Data items
────────────────────

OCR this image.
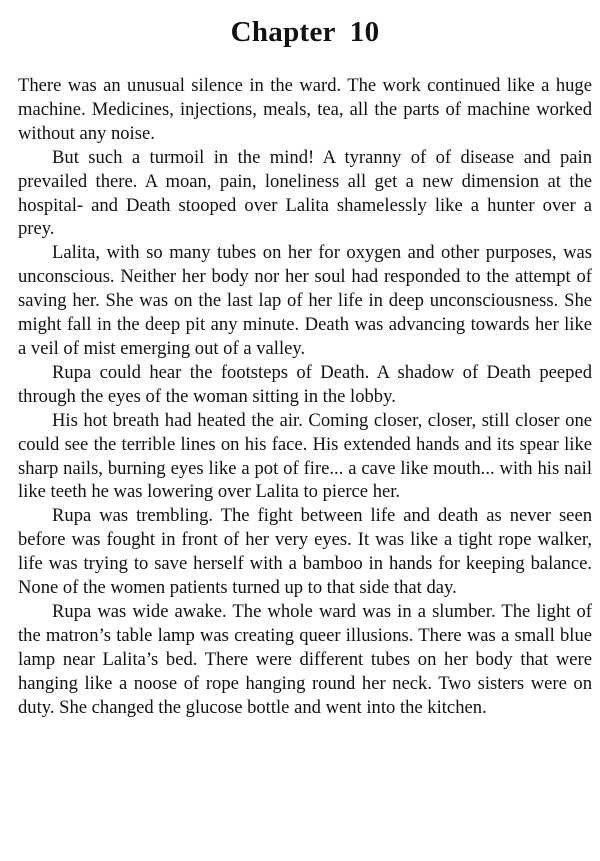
Chapter 10

There was an unusual silence in the ward. The work continued like a huge machine. Medicines, injections, meals, tea, all the parts of machine worked without any noise.

But such a turmoil in the mind! A tyranny of of disease and pain prevailed there. A moan, pain, loneliness all get a new dimension at the hospital- and Death stooped over Lalita shamelessly like a hunter over a prey.

Lalita, with so many tubes on her for oxygen and other purposes, was unconscious. Neither her body nor her soul had responded to the attempt of saving her. She was on the last lap of her life in deep unconsciousness. She might fall in the deep pit any minute. Death was advancing towards her like a veil of mist emerging out of a valley.

Rupa could hear the footsteps of Death. A shadow of Death peeped through the eyes of the woman sitting in the lobby.

His hot breath had heated the air. Coming closer, closer, still closer one could see the terrible lines on his face. His extended hands and its spear like sharp nails, burning eyes like a pot of fire... a cave like mouth... with his nail like teeth he was lowering over Lalita to pierce her.

Rupa was trembling. The fight between life and death as never seen before was fought in front of her very eyes. It was like a tight rope walker, life was trying to save herself with a bamboo in hands for keeping balance. None of the women patients turned up to that side that day.

Rupa was wide awake. The whole ward was in a slumber. The light of the matron’s table lamp was creating queer illusions. There was a small blue lamp near Lalita’s bed. There were different tubes on her body that were hanging like a noose of rope hanging round her neck. Two sisters were on duty. She changed the glucose bottle and went into the kitchen.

────────────────────

Task directions> If pictures appear among the records, do not carry them over; retype the rest exactly.

Solution to the exercise>
OCR this image.
Chapter 10

There was an unusual silence in the ward. The work continued like a huge machine. Medicines, injections, meals, tea, all the parts of machine worked without any noise.

But such a turmoil in the mind! A tyranny of of disease and pain prevailed there. A moan, pain, loneliness all get a new dimension at the hospital- and Death stooped over Lalita shamelessly like a hunter over a prey.

Lalita, with so many tubes on her for oxygen and other purposes, was unconscious. Neither her body nor her soul had responded to the attempt of saving her. She was on the last lap of her life in deep unconsciousness. She might fall in the deep pit any minute. Death was advancing towards her like a veil of mist emerging out of a valley.

Rupa could hear the footsteps of Death. A shadow of Death peeped through the eyes of the woman sitting in the lobby.

His hot breath had heated the air. Coming closer, closer, still closer one could see the terrible lines on his face. His extended hands and its spear like sharp nails, burning eyes like a pot of fire... a cave like mouth... with his nail like teeth he was lowering over Lalita to pierce her.

Rupa was trembling. The fight between life and death as never seen before was fought in front of her very eyes. It was like a tight rope walker, life was trying to save herself with a bamboo in hands for keeping balance. None of the women patients turned up to that side that day.

Rupa was wide awake. The whole ward was in a slumber. The light of the matron’s table lamp was creating queer illusions. There was a small blue lamp near Lalita’s bed. There were different tubes on her body that were hanging like a noose of rope hanging round her neck. Two sisters were on duty. She changed the glucose bottle and went into the kitchen.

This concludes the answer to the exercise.